#### Written task
Look through the records that follow. Copy every line containing the word "Firme".

* START Records supplied *

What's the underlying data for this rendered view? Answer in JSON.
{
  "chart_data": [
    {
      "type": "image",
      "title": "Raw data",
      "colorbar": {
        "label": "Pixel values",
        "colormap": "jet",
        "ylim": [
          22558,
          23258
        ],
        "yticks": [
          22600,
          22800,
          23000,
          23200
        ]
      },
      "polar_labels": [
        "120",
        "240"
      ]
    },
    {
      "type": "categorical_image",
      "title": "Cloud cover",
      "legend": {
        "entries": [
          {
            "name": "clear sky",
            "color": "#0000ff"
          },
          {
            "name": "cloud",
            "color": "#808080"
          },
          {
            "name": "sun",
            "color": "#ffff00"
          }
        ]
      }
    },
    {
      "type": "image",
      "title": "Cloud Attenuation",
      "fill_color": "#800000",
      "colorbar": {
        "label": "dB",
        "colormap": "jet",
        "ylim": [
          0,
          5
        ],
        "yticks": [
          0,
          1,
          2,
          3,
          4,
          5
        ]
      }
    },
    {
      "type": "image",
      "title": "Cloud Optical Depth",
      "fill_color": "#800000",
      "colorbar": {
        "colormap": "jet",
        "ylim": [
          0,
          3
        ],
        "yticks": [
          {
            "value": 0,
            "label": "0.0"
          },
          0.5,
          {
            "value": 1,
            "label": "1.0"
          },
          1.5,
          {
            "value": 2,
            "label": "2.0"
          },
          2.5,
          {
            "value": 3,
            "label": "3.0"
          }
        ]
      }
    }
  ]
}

* END Records supplied *
* START Records supplied *

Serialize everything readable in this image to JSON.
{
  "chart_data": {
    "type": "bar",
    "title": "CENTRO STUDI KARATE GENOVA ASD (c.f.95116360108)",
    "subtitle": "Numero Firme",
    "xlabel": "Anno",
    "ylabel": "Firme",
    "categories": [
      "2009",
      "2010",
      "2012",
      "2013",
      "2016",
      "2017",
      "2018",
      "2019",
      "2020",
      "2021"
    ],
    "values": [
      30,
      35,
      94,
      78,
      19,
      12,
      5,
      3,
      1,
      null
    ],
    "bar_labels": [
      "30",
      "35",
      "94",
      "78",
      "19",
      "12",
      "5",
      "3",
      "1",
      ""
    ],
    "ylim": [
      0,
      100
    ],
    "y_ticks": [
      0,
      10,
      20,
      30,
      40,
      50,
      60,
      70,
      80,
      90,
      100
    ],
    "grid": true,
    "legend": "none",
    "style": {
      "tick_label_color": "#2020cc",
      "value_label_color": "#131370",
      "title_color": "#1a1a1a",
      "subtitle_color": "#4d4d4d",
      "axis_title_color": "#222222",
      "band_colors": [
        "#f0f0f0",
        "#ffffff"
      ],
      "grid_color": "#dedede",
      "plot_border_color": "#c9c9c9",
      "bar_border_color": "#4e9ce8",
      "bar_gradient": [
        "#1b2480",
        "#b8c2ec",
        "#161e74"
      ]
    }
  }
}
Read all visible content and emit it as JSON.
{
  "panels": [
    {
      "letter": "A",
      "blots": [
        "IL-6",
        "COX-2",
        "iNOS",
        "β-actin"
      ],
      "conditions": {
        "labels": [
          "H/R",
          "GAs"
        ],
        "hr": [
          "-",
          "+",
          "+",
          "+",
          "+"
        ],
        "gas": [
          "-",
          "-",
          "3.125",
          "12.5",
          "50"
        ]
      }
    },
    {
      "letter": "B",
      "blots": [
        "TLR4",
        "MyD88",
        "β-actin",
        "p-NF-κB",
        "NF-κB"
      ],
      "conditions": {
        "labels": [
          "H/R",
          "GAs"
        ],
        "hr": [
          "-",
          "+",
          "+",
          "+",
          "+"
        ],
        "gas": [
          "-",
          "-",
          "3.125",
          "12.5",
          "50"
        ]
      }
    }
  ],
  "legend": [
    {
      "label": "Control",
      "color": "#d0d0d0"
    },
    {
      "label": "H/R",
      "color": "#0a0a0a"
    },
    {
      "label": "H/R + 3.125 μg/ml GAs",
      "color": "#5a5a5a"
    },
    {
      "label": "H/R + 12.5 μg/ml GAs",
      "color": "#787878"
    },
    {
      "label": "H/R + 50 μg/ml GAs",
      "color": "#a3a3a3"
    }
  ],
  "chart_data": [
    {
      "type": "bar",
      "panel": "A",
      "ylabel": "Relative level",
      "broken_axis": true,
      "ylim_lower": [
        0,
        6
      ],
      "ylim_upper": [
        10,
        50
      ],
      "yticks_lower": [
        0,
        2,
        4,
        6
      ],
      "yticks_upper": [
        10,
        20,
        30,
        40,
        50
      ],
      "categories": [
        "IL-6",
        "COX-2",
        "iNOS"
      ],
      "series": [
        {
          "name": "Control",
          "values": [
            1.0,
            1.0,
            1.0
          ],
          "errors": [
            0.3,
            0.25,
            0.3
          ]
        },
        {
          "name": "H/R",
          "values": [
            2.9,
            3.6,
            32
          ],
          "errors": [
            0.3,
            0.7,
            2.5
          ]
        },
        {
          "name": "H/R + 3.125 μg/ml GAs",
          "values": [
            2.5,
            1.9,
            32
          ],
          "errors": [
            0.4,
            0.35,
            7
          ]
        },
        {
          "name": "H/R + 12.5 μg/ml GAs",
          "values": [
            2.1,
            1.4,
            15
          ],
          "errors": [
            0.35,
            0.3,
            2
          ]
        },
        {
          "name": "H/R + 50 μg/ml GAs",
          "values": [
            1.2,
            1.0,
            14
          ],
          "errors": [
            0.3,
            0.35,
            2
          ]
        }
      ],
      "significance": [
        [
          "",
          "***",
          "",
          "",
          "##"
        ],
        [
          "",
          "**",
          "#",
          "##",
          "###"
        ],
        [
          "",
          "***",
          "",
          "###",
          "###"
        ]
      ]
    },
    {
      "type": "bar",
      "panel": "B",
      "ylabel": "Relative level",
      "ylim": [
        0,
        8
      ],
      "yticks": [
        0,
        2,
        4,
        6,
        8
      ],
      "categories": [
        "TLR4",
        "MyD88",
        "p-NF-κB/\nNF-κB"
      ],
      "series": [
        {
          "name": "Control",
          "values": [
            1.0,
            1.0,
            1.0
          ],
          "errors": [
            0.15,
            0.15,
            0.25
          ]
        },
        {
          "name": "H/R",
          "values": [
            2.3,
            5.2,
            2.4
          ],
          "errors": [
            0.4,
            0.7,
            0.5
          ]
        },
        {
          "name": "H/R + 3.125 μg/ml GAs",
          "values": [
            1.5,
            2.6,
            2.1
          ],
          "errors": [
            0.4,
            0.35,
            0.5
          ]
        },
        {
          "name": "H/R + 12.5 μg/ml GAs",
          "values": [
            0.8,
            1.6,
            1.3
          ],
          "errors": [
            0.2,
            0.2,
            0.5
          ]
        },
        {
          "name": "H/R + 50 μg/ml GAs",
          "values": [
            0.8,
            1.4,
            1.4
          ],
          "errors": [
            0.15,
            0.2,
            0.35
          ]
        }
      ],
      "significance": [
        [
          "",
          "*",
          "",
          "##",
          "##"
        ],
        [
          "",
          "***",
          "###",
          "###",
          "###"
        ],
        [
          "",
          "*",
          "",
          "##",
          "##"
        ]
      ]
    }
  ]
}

* END Records supplied *

#### Output for this exercise
    "subtitle": "Numero Firme",
    "ylabel": "Firme",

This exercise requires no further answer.